(Recorded data)
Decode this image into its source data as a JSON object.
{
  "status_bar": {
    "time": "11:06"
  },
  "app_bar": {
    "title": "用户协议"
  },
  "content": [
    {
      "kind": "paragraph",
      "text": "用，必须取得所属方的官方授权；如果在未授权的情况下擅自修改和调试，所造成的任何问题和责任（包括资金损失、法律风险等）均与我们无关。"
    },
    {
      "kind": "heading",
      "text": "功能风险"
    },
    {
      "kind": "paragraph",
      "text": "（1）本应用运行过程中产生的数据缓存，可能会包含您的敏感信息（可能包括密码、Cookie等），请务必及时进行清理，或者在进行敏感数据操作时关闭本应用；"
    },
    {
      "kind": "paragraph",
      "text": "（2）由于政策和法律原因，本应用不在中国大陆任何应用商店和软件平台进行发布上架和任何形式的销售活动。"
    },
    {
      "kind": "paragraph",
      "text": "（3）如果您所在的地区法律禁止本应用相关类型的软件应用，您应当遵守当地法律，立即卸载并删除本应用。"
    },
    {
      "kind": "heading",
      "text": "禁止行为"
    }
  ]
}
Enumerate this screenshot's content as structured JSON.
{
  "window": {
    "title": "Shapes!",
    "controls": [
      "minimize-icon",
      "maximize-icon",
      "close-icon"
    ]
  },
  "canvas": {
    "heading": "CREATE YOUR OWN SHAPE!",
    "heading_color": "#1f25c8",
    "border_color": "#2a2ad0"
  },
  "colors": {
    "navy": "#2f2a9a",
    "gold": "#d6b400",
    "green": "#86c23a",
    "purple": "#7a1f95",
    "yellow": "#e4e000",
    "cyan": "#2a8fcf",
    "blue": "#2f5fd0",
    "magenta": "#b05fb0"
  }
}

Your instructions:
Word for word, quote all of the data above.

Solution for this problem:
Decode this image into its source data as a JSON object.
{
  "status_bar": {
    "time": "11:06"
  },
  "app_bar": {
    "title": "用户协议"
  },
  "content": [
    {
      "kind": "paragraph",
      "text": "用，必须取得所属方的官方授权；如果在未授权的情况下擅自修改和调试，所造成的任何问题和责任（包括资金损失、法律风险等）均与我们无关。"
    },
    {
      "kind": "heading",
      "text": "功能风险"
    },
    {
      "kind": "paragraph",
      "text": "（1）本应用运行过程中产生的数据缓存，可能会包含您的敏感信息（可能包括密码、Cookie等），请务必及时进行清理，或者在进行敏感数据操作时关闭本应用；"
    },
    {
      "kind": "paragraph",
      "text": "（2）由于政策和法律原因，本应用不在中国大陆任何应用商店和软件平台进行发布上架和任何形式的销售活动。"
    },
    {
      "kind": "paragraph",
      "text": "（3）如果您所在的地区法律禁止本应用相关类型的软件应用，您应当遵守当地法律，立即卸载并删除本应用。"
    },
    {
      "kind": "heading",
      "text": "禁止行为"
    }
  ]
}
Enumerate this screenshot's content as structured JSON.
{
  "window": {
    "title": "Shapes!",
    "controls": [
      "minimize-icon",
      "maximize-icon",
      "close-icon"
    ]
  },
  "canvas": {
    "heading": "CREATE YOUR OWN SHAPE!",
    "heading_color": "#1f25c8",
    "border_color": "#2a2ad0"
  },
  "colors": {
    "navy": "#2f2a9a",
    "gold": "#d6b400",
    "green": "#86c23a",
    "purple": "#7a1f95",
    "yellow": "#e4e000",
    "cyan": "#2a8fcf",
    "blue": "#2f5fd0",
    "magenta": "#b05fb0"
  }
}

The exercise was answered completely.